Entries from a visual dataset

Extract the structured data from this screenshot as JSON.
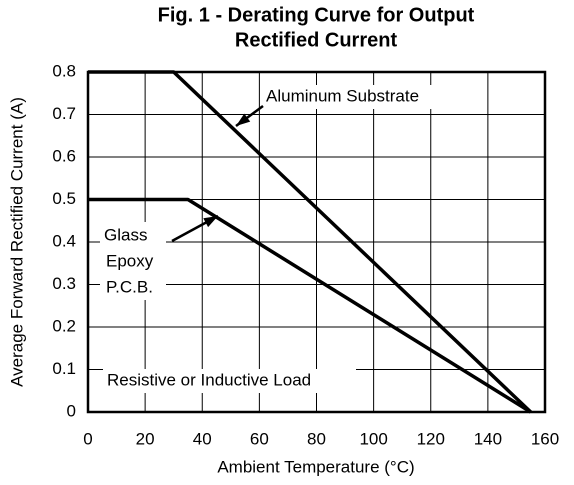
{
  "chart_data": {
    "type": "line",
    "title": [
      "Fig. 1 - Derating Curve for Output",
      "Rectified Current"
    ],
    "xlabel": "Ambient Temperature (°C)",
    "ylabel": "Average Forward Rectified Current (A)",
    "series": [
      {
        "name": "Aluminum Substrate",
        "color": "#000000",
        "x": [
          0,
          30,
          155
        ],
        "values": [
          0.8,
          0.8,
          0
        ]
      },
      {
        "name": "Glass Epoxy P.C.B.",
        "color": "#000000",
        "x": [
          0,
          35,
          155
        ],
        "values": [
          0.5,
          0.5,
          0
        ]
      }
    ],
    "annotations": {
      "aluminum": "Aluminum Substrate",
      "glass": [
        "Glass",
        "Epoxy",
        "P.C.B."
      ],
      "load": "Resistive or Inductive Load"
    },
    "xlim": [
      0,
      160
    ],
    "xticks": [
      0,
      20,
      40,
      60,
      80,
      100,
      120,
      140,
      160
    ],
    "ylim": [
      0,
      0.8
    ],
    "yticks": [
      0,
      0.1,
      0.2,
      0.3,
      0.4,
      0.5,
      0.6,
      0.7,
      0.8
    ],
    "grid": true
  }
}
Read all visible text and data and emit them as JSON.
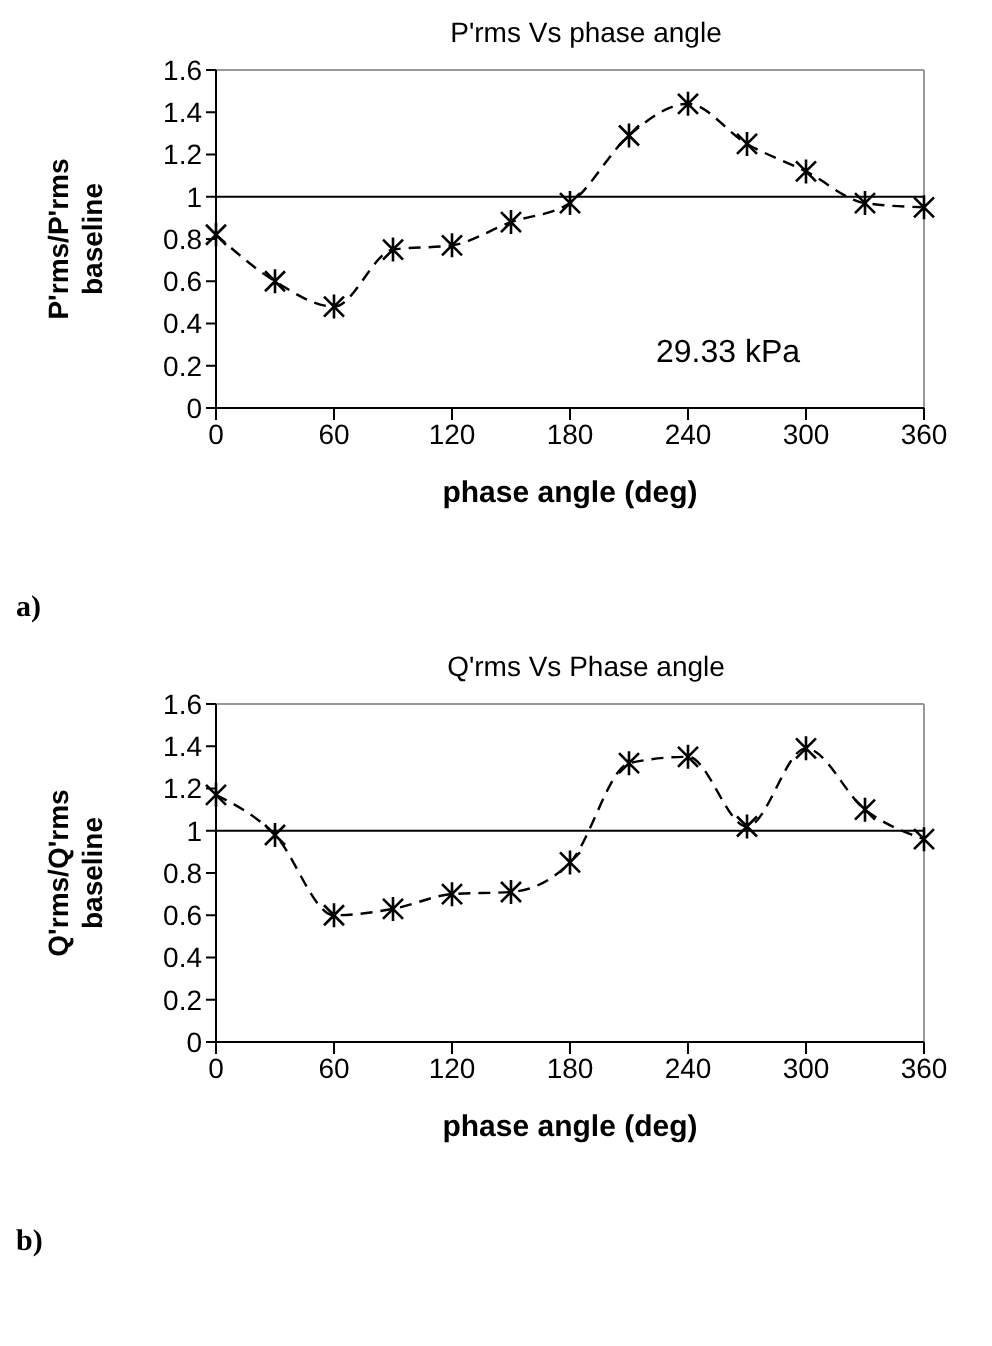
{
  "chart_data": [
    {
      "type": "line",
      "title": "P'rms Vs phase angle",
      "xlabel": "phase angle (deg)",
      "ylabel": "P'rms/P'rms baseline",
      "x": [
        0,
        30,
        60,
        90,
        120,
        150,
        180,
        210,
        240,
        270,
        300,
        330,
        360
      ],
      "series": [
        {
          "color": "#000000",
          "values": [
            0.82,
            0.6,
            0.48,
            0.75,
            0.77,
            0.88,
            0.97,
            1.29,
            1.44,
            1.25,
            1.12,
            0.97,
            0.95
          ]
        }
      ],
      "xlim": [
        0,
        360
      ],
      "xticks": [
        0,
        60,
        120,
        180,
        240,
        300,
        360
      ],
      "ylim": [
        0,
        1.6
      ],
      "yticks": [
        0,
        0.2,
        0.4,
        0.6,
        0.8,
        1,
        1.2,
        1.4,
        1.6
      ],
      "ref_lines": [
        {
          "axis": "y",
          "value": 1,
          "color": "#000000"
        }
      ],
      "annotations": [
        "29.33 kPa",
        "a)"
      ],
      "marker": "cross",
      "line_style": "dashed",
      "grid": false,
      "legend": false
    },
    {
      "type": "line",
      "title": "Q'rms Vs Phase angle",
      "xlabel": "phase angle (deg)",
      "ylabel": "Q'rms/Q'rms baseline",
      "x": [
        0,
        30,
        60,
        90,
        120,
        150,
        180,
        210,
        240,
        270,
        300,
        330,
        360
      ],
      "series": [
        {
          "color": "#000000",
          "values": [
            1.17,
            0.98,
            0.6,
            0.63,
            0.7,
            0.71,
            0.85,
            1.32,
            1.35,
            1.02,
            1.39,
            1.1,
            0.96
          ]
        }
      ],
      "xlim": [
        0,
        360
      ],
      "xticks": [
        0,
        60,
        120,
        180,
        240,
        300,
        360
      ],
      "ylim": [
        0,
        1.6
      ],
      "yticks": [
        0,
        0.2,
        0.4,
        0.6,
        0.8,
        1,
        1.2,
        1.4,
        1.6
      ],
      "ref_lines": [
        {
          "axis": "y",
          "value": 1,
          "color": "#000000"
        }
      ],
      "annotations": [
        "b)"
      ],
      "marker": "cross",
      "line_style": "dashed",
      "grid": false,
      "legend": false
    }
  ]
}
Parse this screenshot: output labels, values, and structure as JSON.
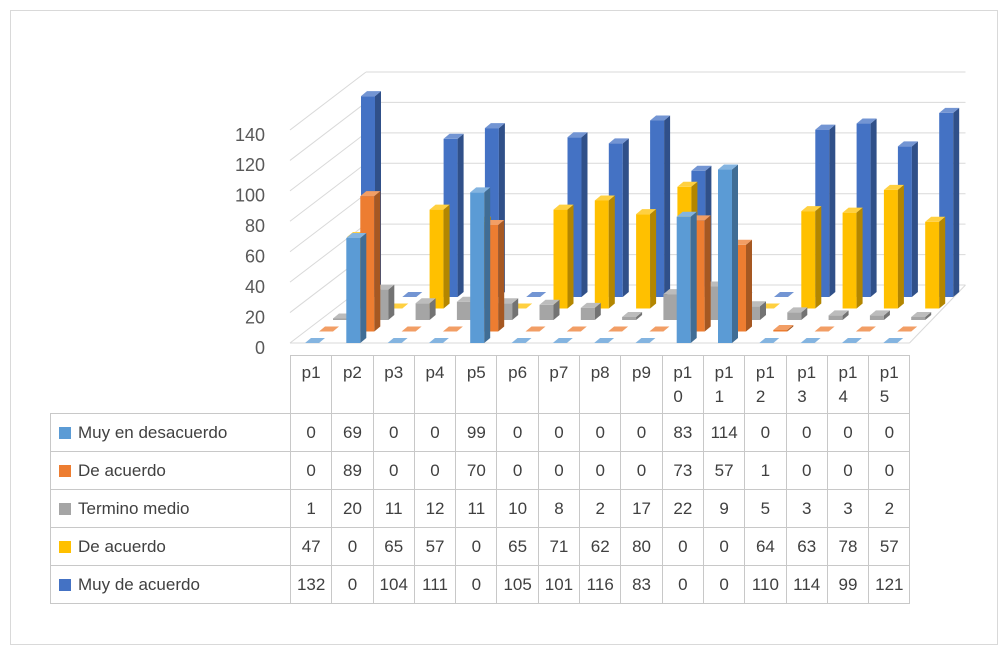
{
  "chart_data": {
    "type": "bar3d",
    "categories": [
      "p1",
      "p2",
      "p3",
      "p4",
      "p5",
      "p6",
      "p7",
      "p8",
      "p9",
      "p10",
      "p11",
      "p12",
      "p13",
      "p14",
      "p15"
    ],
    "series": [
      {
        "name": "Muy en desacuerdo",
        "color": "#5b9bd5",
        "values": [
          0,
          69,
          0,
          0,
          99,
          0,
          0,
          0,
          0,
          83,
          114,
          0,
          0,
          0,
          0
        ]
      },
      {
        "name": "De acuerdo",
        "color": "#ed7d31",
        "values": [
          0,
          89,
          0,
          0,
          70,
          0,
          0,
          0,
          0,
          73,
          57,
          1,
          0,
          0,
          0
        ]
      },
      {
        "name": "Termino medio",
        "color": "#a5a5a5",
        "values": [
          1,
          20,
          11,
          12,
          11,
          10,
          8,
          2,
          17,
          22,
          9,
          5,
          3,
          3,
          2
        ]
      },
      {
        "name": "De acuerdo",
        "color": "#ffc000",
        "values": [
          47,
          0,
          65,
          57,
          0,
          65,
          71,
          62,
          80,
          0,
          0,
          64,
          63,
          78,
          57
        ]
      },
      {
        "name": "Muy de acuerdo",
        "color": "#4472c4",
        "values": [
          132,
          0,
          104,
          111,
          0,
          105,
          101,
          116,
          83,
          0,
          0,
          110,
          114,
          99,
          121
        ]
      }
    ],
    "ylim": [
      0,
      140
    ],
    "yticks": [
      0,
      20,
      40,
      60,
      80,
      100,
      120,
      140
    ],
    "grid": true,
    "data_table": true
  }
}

Goal
Print the full listing exactly, dropping the pictures.

Written solution
Extract the structured data from this screenshot as JSON.
{
  "chart_data": {
    "type": "line",
    "title": [
      "Fig. 1 - Derating Curve for Output",
      "Rectified Current"
    ],
    "xlabel": "Ambient Temperature (°C)",
    "ylabel": "Average Forward Rectified Current (A)",
    "series": [
      {
        "name": "Aluminum Substrate",
        "color": "#000000",
        "x": [
          0,
          30,
          155
        ],
        "values": [
          0.8,
          0.8,
          0
        ]
      },
      {
        "name": "Glass Epoxy P.C.B.",
        "color": "#000000",
        "x": [
          0,
          35,
          155
        ],
        "values": [
          0.5,
          0.5,
          0
        ]
      }
    ],
    "annotations": {
      "aluminum": "Aluminum Substrate",
      "glass": [
        "Glass",
        "Epoxy",
        "P.C.B."
      ],
      "load": "Resistive or Inductive Load"
    },
    "xlim": [
      0,
      160
    ],
    "xticks": [
      0,
      20,
      40,
      60,
      80,
      100,
      120,
      140,
      160
    ],
    "ylim": [
      0,
      0.8
    ],
    "yticks": [
      0,
      0.1,
      0.2,
      0.3,
      0.4,
      0.5,
      0.6,
      0.7,
      0.8
    ],
    "grid": true
  }
}
Read all visible text and data and emit them as JSON.
{
  "chart_data": [
    {
      "type": "line",
      "title": "P'rms Vs phase angle",
      "xlabel": "phase angle (deg)",
      "ylabel": "P'rms/P'rms baseline",
      "x": [
        0,
        30,
        60,
        90,
        120,
        150,
        180,
        210,
        240,
        270,
        300,
        330,
        360
      ],
      "series": [
        {
          "color": "#000000",
          "values": [
            0.82,
            0.6,
            0.48,
            0.75,
            0.77,
            0.88,
            0.97,
            1.29,
            1.44,
            1.25,
            1.12,
            0.97,
            0.95
          ]
        }
      ],
      "xlim": [
        0,
        360
      ],
      "xticks": [
        0,
        60,
        120,
        180,
        240,
        300,
        360
      ],
      "ylim": [
        0,
        1.6
      ],
      "yticks": [
        0,
        0.2,
        0.4,
        0.6,
        0.8,
        1,
        1.2,
        1.4,
        1.6
      ],
      "ref_lines": [
        {
          "axis": "y",
          "value": 1,
          "color": "#000000"
        }
      ],
      "annotations": [
        "29.33 kPa",
        "a)"
      ],
      "marker": "cross",
      "line_style": "dashed",
      "grid": false,
      "legend": false
    },
    {
      "type": "line",
      "title": "Q'rms Vs Phase angle",
      "xlabel": "phase angle (deg)",
      "ylabel": "Q'rms/Q'rms baseline",
      "x": [
        0,
        30,
        60,
        90,
        120,
        150,
        180,
        210,
        240,
        270,
        300,
        330,
        360
      ],
      "series": [
        {
          "color": "#000000",
          "values": [
            1.17,
            0.98,
            0.6,
            0.63,
            0.7,
            0.71,
            0.85,
            1.32,
            1.35,
            1.02,
            1.39,
            1.1,
            0.96
          ]
        }
      ],
      "xlim": [
        0,
        360
      ],
      "xticks": [
        0,
        60,
        120,
        180,
        240,
        300,
        360
      ],
      "ylim": [
        0,
        1.6
      ],
      "yticks": [
        0,
        0.2,
        0.4,
        0.6,
        0.8,
        1,
        1.2,
        1.4,
        1.6
      ],
      "ref_lines": [
        {
          "axis": "y",
          "value": 1,
          "color": "#000000"
        }
      ],
      "annotations": [
        "b)"
      ],
      "marker": "cross",
      "line_style": "dashed",
      "grid": false,
      "legend": false
    }
  ]
}
Parse this screenshot: output labels, values, and structure as JSON.
{
  "chart_data": {
    "type": "bar3d",
    "categories": [
      "p1",
      "p2",
      "p3",
      "p4",
      "p5",
      "p6",
      "p7",
      "p8",
      "p9",
      "p10",
      "p11",
      "p12",
      "p13",
      "p14",
      "p15"
    ],
    "series": [
      {
        "name": "Muy en desacuerdo",
        "color": "#5b9bd5",
        "values": [
          0,
          69,
          0,
          0,
          99,
          0,
          0,
          0,
          0,
          83,
          114,
          0,
          0,
          0,
          0
        ]
      },
      {
        "name": "De acuerdo",
        "color": "#ed7d31",
        "values": [
          0,
          89,
          0,
          0,
          70,
          0,
          0,
          0,
          0,
          73,
          57,
          1,
          0,
          0,
          0
        ]
      },
      {
        "name": "Termino medio",
        "color": "#a5a5a5",
        "values": [
          1,
          20,
          11,
          12,
          11,
          10,
          8,
          2,
          17,
          22,
          9,
          5,
          3,
          3,
          2
        ]
      },
      {
        "name": "De acuerdo",
        "color": "#ffc000",
        "values": [
          47,
          0,
          65,
          57,
          0,
          65,
          71,
          62,
          80,
          0,
          0,
          64,
          63,
          78,
          57
        ]
      },
      {
        "name": "Muy de acuerdo",
        "color": "#4472c4",
        "values": [
          132,
          0,
          104,
          111,
          0,
          105,
          101,
          116,
          83,
          0,
          0,
          110,
          114,
          99,
          121
        ]
      }
    ],
    "ylim": [
      0,
      140
    ],
    "yticks": [
      0,
      20,
      40,
      60,
      80,
      100,
      120,
      140
    ],
    "grid": true,
    "data_table": true
  }
}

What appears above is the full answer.